### WHAT IS ASKED
Look through the data below and work out how many lines contain the string "right". Give the number alone.

+ + + +

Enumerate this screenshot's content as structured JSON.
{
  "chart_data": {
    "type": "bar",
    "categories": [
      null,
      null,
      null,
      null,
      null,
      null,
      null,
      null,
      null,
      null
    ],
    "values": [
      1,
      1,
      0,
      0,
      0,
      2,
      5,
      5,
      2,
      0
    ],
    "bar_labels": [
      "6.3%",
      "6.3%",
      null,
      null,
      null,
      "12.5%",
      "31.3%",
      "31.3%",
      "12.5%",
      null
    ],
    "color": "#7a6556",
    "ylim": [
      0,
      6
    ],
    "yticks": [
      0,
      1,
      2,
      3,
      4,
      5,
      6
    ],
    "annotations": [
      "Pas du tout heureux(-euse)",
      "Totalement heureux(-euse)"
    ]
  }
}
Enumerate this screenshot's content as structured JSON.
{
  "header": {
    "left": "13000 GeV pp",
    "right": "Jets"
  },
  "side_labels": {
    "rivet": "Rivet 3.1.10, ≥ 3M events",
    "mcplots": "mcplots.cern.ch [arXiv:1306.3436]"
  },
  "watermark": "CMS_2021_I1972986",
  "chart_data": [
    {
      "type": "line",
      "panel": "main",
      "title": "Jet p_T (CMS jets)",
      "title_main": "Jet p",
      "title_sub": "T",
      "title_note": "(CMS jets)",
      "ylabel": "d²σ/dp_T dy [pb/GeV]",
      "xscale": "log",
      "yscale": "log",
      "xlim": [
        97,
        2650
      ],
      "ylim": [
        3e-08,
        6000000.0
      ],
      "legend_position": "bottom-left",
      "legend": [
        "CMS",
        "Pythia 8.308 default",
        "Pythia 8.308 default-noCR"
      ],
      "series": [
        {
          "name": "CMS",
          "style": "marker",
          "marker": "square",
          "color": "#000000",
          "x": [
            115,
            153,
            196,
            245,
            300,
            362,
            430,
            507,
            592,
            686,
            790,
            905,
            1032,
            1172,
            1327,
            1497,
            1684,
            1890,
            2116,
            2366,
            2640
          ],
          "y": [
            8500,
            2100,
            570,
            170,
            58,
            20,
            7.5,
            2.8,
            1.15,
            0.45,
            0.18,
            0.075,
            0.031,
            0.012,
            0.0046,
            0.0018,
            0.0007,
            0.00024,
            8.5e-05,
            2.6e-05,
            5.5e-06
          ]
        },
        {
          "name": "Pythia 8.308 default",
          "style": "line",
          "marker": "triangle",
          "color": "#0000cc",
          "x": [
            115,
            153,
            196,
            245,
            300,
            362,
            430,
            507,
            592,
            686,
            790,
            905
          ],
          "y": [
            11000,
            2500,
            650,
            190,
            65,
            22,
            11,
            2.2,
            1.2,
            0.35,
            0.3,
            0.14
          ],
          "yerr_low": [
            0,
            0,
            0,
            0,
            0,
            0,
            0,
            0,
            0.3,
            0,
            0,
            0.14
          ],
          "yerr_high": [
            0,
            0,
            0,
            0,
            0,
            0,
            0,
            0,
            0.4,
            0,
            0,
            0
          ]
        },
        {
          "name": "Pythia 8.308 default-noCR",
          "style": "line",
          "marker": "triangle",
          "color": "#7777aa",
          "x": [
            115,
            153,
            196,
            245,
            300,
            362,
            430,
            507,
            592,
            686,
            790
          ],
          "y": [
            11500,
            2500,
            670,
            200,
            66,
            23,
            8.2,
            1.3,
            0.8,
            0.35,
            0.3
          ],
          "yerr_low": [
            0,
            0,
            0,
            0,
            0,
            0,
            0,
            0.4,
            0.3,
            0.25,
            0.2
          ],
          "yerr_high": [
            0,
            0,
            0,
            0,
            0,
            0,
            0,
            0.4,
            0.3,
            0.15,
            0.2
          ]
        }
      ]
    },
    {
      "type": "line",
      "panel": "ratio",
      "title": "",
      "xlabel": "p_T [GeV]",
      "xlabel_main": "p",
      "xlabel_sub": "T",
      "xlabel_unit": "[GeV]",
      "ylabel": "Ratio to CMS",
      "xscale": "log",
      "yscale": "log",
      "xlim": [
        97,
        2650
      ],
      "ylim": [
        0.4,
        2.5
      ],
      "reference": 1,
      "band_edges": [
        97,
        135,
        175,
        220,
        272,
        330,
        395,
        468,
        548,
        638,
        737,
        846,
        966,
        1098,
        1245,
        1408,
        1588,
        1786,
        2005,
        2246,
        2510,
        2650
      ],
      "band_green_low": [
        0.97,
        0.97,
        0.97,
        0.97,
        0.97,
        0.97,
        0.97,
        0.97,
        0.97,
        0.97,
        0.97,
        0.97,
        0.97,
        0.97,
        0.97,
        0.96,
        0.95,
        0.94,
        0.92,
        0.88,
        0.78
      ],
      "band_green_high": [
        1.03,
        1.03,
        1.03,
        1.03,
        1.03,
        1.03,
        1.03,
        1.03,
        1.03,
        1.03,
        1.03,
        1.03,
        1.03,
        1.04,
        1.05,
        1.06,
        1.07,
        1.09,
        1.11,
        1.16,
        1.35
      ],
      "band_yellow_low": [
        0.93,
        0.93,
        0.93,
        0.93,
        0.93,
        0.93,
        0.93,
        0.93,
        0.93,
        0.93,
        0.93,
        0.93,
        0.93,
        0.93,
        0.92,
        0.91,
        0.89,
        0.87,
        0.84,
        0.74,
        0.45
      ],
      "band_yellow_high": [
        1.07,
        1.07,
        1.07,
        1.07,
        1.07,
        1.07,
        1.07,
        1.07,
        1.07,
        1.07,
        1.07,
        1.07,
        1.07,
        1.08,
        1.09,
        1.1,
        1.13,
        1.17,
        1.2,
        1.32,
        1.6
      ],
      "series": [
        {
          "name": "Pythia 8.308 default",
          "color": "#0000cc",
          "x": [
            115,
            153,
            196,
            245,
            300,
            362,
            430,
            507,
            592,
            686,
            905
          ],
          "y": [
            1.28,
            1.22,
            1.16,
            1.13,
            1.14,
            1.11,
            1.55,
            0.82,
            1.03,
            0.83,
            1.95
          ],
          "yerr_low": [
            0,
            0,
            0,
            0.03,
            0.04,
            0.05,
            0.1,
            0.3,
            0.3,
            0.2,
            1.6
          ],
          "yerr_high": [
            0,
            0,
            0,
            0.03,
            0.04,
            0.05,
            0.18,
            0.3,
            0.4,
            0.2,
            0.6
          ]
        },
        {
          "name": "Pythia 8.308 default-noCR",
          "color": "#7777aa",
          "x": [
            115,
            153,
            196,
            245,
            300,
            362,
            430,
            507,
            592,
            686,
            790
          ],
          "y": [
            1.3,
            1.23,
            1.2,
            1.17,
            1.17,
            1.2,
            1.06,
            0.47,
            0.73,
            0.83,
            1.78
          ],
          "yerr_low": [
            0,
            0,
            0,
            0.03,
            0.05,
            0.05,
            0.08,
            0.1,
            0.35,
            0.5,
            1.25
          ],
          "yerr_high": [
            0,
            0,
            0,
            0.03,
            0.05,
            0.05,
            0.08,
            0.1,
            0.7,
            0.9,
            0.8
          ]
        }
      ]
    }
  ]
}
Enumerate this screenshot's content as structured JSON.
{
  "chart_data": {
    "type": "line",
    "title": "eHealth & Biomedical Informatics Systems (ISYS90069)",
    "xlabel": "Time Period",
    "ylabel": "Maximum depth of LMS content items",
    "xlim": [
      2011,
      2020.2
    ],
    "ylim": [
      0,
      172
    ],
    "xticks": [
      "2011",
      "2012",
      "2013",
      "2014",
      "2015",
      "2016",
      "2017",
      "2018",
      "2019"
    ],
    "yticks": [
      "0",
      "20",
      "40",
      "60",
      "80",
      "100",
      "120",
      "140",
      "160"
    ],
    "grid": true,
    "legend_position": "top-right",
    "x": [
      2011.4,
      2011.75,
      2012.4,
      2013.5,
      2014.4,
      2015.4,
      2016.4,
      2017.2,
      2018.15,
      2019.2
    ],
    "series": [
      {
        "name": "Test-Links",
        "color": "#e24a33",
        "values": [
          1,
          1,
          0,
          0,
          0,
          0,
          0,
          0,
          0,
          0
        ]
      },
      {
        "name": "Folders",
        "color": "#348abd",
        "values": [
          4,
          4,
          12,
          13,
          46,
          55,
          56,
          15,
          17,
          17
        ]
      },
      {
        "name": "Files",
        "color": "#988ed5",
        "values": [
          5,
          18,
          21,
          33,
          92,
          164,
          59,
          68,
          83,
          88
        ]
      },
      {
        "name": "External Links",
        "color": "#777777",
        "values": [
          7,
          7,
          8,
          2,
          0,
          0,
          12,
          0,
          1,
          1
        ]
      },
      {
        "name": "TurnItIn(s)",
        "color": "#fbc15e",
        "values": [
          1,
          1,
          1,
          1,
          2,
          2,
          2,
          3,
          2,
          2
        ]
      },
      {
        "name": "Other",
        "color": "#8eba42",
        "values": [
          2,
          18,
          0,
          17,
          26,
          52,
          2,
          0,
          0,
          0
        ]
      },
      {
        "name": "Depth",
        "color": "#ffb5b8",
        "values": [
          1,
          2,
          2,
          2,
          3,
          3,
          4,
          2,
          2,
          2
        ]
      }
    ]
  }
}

+ + + +

### WRITTEN REPLY
2